------ Dokumen ------
“Menjamu Kopdar dengan
Cerpen dan Puisi”
Proses, betapa tidak bisa
dipungkirinya menjadi hal yang tak terelak pada sebuah hasil yang memuaskan,
dalam hal ini tulisan entah itu puisi, cerpen ataupun novel. Itulah hal yang
kami dapat setelah mengadakan Kopdar di sekitar Stadion Bima Cirebon. Kendati
hanya dihadiri 6 anggota grup PATP[1]
dan 2 orang luar, syukur sekali karena acara tersebut bisa berjalan dengan
lancar, formal namun lebih ke santai.
Beralaskan
tikar serta ditemani brownies dan biskuit hasil sumbangan sukarela dari anggota,
kami memulai sharing. Kebetulan Mba Linda Hartanti, senior dari kami saat itu
yang dua karyanya sudah dimuat dalam majalah Story dan Gadis langsung
menyodorkan kedua majalah tersebut di depan kami. Lantas antusiasme kami pun bangkit
untuk membahas proses kreatif dalam menulis cerpen sehingga nantinya dapat dimuat di
media. Mengenai penolakan yang tidak jelas sama sekali, info lomba, info
penerbit dan lain sebagainya.
Setengah jam
berlalu, kami terlalu asik dengan pembahasan kami sampai-sampai Ibu pemilik
warung menghampiri kami dan menanyakan minuman apa yang hendak dipesan. Ada
perasaan tidak enak di dada kami yang sempat melalaikannya padahal kami hanya numpang
tempat.
------ Data Hasil Ekstraksi ------
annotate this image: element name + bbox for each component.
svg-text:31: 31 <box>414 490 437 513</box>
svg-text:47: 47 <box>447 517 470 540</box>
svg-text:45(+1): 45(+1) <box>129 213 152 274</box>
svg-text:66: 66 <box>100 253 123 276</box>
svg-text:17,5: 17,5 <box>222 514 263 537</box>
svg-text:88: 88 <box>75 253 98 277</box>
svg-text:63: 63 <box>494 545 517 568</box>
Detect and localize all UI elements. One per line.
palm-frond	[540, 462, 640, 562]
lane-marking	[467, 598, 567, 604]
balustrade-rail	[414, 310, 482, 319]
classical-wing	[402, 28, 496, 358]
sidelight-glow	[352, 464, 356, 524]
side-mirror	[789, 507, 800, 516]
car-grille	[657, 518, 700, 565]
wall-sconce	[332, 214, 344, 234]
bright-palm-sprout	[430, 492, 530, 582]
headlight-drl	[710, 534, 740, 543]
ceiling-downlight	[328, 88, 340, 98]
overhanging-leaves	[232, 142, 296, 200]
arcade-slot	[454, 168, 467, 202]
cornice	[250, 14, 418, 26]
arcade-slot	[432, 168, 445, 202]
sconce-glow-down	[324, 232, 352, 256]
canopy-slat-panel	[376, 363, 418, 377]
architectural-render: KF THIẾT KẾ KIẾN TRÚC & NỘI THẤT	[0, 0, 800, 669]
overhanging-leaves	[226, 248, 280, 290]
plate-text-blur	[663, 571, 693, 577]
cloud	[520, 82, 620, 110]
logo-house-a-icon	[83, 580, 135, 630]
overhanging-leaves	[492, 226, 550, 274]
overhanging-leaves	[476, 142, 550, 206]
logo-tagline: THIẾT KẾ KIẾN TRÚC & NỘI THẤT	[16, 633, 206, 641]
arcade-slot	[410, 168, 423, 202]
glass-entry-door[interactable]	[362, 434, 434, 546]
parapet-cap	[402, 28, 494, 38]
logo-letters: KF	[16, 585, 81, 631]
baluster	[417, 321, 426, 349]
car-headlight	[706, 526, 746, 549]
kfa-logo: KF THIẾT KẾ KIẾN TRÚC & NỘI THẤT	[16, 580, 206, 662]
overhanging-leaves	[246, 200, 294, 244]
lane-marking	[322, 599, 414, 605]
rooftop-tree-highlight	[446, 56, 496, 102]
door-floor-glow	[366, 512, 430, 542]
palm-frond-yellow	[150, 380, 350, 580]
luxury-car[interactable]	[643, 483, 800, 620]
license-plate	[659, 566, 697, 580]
------
_Rincian Latihan:_ Tolong lanjutkan tulisan tentang kopdar di sekitar Stadion Bima Cirebon di atas, mulai sesudah kalimat terakhirnya.

_Jawaban Tertulis:_
Minuman yang kami pesan datang setelah beberapa menit kemudian. Hawa panas siang itu
segera tersirami oleh tegukan demi tegukan. Brownies kembali dikunyah dan
perbicangan pun kembali dimulai. Kami membahas satu-persatu naskah dari
anggota. Ada cerpen “Lukisan Puisi Berdarah” yang ditulis oleh Neneng Alfiah,
seorang pegiat theater di kampus dan tempat tinggalnya. Cerpen ini ditulis 12
November 2012, dan pernah diikutkan dalam event harian grup PATP namun sayang
Sang Empu yang memagang event tersebut lupa. Dan akhirnya ada perseteruan kecil
untuk menggalih ingatan kembali kapan tepatnya event tersebut.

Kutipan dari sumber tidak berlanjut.